=== ENUNCIADO ===
¿Cuántas líneas de las entradas contienen la palabra "name"? Da solo el número.

=== ENTRADAS ===
- - - -

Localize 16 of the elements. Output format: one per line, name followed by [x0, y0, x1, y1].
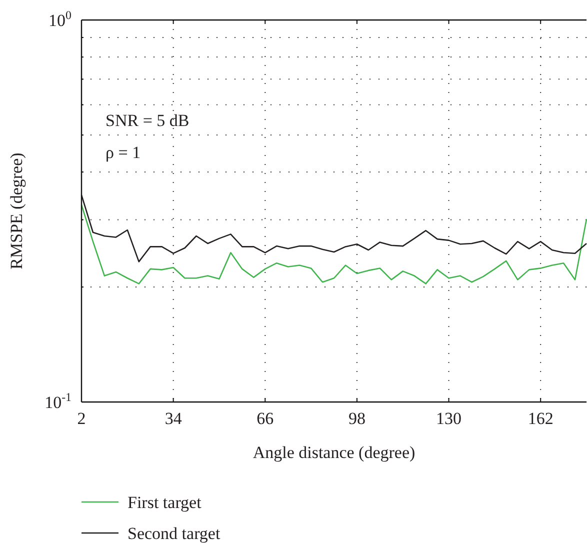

- - - -

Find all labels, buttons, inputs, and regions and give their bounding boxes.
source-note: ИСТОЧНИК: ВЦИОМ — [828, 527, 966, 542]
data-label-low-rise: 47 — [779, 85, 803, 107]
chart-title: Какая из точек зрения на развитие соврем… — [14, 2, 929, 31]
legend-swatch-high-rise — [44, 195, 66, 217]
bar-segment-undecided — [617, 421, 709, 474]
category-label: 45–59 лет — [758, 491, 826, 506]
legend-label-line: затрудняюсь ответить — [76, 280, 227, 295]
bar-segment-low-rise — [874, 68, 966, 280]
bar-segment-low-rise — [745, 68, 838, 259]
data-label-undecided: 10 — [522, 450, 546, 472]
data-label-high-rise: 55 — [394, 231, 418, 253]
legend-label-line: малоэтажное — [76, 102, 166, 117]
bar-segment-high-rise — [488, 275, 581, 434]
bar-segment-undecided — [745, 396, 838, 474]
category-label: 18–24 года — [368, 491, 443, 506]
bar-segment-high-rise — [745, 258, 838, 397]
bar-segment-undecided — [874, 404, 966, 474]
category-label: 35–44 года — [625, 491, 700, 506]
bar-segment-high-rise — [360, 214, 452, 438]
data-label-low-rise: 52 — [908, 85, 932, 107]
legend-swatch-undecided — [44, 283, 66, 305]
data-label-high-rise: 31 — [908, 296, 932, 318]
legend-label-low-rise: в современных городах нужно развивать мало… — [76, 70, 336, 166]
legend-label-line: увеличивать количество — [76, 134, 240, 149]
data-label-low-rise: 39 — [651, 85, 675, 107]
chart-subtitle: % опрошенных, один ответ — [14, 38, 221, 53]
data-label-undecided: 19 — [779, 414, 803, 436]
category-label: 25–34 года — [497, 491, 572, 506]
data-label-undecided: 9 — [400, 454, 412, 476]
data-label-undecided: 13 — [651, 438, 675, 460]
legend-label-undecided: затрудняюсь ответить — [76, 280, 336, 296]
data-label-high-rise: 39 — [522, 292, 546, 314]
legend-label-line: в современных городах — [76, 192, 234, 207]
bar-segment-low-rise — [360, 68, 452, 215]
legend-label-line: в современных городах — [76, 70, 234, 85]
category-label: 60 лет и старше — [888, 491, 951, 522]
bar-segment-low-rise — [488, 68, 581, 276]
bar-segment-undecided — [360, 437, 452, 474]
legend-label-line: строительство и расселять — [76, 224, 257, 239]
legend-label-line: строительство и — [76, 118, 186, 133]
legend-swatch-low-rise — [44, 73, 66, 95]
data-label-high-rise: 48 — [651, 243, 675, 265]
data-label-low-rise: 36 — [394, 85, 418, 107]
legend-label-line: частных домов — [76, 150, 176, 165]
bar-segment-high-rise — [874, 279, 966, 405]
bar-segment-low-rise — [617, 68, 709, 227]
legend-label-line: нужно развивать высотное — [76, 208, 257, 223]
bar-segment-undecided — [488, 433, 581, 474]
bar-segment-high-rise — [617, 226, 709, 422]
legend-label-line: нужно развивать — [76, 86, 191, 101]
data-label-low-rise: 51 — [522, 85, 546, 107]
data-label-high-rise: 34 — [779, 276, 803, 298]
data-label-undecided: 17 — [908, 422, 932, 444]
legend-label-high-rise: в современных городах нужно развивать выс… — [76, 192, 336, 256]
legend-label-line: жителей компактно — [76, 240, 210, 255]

- - - -

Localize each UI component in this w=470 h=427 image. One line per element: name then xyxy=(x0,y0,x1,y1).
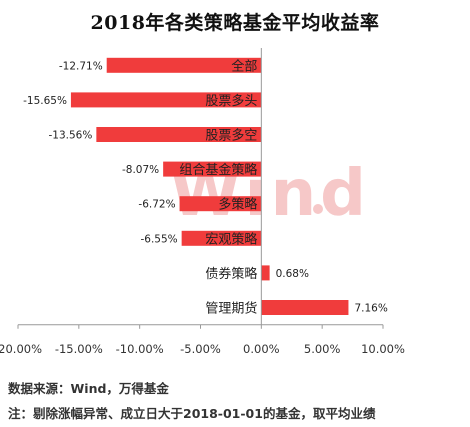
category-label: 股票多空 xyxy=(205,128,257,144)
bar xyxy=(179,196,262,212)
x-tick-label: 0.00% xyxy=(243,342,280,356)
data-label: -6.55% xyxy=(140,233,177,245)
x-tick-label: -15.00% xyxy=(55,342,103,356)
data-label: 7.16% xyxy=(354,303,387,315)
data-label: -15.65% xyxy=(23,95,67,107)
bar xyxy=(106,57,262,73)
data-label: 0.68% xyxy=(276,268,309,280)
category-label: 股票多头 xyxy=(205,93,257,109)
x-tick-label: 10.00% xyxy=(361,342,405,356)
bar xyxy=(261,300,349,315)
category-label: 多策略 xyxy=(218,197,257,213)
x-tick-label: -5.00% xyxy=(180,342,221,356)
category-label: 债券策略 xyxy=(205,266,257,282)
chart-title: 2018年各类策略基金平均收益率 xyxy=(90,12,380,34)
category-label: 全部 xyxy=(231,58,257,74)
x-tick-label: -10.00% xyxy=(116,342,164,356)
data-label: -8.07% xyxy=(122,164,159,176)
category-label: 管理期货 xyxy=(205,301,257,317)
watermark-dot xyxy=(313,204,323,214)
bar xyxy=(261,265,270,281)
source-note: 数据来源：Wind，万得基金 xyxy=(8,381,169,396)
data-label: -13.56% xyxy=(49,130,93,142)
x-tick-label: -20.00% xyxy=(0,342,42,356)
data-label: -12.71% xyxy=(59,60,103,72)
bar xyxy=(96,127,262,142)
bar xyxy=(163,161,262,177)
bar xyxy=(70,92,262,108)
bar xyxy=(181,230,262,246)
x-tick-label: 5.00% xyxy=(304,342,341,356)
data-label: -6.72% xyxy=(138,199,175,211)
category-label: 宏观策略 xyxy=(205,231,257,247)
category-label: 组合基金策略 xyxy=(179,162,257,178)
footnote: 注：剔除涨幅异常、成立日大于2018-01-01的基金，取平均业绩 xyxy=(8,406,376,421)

- - - -

=== EJERCICIO RESUELTO ===
2